Goal: Write the next part of the terms-of-service excerpt below, picking up right after its final definition.

15.5 Entire agreement
These Terms contain the entire understanding between the parties and supersede all previous agreements, representations or understandings.
15.6 Interpretation
In these Terms:
(a) words importing the singular include the plural and vice versa;
(b) references to “including” and similar expressions are not words of limitation;
(c) headings are for convenience only and do not affect interpretation; and
(d) references to a clause are references to clauses in these Terms.
DEFINITIONS
In these Terms, the following expressions have the following meanings:
- Additional Services means any services we provide you in addition to the Hosted Services and Support Services, as set out in an Order.
- Account has the meaning given in clause 1.3.
- Actions means a unit of work performed by the Solution, as further described on our Website (for example, sending an email, updating a CRM, or executing a workflow).
- Active Subscription means any paid Subscription that is current and not subject to cancellation, suspension, or termination under these Terms.
- Business Day means a day on which banks are open for business in New South Wales, other than a Saturday, Sunday or public holiday.
- Client Data means any data, information or material inputted by you, your Personnel or your Users into the Software.
- Confidential Information means any information that:
(a) is disclosed to a party in connection with these Terms, whether before or after the date of these Terms;
(b) is prepared or produced under or in connection with these Terms, whether before or after the date of these Terms; or
(c) relates to a party’s business, assets or affairs;
but does not include information that is in or becomes part of the public domain other than through breach of these Terms or an obligation of confidence owed to any person. - Documentation means any and all manuals, help files, user guides and other documentation provided by us to you to assist with the use of the Software.
- Fees means the Subscription Fees, fees for Additional Services, fees for Actions, fees for Vendor Credits, and any other fees you must pay us in accordance with an Order.
- Force Majeure Event has the meaning given in clause 13.
- Hosted Services has the meaning given in clause 2.1(a).

Records supplied:
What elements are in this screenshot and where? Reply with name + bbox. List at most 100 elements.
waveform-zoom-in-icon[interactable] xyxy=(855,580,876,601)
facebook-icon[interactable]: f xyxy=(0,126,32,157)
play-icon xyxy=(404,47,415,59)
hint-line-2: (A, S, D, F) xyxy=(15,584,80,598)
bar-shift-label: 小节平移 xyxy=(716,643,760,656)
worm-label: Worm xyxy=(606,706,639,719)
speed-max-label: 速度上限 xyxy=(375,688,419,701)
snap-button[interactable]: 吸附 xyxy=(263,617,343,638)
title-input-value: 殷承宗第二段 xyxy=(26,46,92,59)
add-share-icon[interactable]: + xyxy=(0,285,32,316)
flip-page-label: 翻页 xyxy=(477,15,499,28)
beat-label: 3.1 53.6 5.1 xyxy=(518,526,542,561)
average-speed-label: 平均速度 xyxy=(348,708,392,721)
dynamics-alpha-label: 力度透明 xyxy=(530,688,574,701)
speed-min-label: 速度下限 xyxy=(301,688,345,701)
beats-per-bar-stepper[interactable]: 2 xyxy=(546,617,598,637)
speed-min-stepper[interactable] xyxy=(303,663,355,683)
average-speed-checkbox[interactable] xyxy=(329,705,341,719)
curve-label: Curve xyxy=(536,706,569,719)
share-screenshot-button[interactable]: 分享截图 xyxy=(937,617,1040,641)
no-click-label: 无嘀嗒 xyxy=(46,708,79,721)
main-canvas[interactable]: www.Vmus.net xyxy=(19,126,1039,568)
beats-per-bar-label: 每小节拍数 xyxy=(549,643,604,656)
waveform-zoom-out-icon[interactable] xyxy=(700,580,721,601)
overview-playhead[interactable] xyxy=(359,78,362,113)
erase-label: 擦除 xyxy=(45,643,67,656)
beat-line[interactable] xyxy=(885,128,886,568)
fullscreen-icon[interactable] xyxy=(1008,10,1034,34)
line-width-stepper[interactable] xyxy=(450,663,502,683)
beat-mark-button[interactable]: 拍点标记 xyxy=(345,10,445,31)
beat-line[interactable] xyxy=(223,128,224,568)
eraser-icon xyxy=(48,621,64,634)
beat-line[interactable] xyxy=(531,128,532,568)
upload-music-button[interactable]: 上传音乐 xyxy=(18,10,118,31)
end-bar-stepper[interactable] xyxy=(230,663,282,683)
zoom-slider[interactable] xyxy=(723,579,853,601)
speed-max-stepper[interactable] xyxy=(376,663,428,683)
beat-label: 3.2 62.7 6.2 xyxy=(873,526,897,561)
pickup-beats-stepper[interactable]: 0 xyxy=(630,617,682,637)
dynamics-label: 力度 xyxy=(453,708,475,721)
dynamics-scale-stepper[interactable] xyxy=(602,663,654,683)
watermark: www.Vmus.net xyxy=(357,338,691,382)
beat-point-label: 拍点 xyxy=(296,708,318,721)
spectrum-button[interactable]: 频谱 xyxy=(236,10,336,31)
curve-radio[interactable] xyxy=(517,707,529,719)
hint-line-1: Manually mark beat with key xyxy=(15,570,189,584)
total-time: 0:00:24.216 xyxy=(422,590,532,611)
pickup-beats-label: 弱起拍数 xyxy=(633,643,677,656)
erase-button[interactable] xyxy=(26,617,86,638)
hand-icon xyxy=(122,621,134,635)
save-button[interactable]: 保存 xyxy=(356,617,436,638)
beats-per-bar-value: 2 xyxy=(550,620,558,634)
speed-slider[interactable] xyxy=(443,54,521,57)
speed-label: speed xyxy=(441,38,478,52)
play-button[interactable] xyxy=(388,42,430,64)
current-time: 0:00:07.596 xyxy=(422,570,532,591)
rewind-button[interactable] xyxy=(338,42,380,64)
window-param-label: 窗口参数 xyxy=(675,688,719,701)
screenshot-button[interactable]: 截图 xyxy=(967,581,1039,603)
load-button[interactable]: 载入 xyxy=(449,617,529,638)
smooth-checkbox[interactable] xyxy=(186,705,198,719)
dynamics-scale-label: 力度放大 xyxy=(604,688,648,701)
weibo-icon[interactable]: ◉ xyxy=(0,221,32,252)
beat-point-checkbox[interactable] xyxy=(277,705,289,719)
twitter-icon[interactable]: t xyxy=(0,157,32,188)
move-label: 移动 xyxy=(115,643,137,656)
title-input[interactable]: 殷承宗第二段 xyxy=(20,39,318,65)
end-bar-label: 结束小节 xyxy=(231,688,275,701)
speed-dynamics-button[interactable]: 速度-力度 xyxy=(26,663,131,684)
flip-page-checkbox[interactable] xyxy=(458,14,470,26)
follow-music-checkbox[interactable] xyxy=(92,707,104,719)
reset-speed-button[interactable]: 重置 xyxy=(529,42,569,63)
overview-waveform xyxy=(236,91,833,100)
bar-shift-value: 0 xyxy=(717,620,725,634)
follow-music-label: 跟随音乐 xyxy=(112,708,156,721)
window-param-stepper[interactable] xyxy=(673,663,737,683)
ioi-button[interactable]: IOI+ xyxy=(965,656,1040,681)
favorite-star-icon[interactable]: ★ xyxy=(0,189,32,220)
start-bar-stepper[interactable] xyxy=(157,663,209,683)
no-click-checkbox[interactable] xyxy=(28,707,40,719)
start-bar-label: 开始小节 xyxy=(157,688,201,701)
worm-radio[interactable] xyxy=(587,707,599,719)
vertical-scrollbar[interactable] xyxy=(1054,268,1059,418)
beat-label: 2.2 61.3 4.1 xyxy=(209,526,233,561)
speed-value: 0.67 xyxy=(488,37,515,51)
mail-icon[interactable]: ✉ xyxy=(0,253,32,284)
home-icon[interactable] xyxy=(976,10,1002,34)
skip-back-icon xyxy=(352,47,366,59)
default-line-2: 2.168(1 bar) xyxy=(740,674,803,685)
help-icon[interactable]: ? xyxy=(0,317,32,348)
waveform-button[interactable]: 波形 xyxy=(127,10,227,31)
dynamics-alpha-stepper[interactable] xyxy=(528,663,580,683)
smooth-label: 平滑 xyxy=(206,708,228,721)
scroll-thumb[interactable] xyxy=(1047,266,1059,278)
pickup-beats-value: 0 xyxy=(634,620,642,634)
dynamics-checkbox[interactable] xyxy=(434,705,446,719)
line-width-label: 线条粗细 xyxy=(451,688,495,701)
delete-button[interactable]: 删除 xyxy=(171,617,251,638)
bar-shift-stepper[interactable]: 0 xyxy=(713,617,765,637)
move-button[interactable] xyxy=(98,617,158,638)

Answer to this problem:
- Insolvency Event means any of the following events in relation to a party:
(a) the party is wound up or dissolved, or an administrator, liquidator or receiver is appointed;
(b) the party is insolvent within the meaning of section 95A of the Corporations Act 2001 (Cth);
(c) the party is unable to pay its debts as and when they fall due; or
(d) the party is subject to any analogous event or proceeding in any jurisdiction. - Intellectual Property Rights means all intellectual property rights, including copyright, trade marks, design rights, patents, rights to inventions, circuit layout rights, trade secrets, domain names and any similar rights in any part of the world, whether or not registrable, and whether or not registered.
- Law means any applicable statute, regulation, by-law, ordinance or subordinate legislation in force from time to time, and includes common law and equity.
- Material means any material in any form, including documents, specifications, images, data, software, source code, object code, reports, drawings, technology, know-how and Confidential Information.
- Number of Solution Uses has the meaning given in clause 1.4(a).
- Order has the meaning given in clause 1.1.
- Personnel means officers, employees, contractors and agents.
- Posted Material has the meaning given in clause 7.1(a).
- Privacy Policy has the meaning given in clause 2.5(c).
- Services has the meaning given in clause 2.1.
- Software means the Relevance AI software described on the Website, and includes any Enhancements.
- Software Content has the meaning given in clause 8.2(a).
- Solution has the meaning given in clause 1.2(a).
- Subscription has the meaning given in the first paragraph of these Terms.
- Subscription Fees has the meaning given in clause 3.2.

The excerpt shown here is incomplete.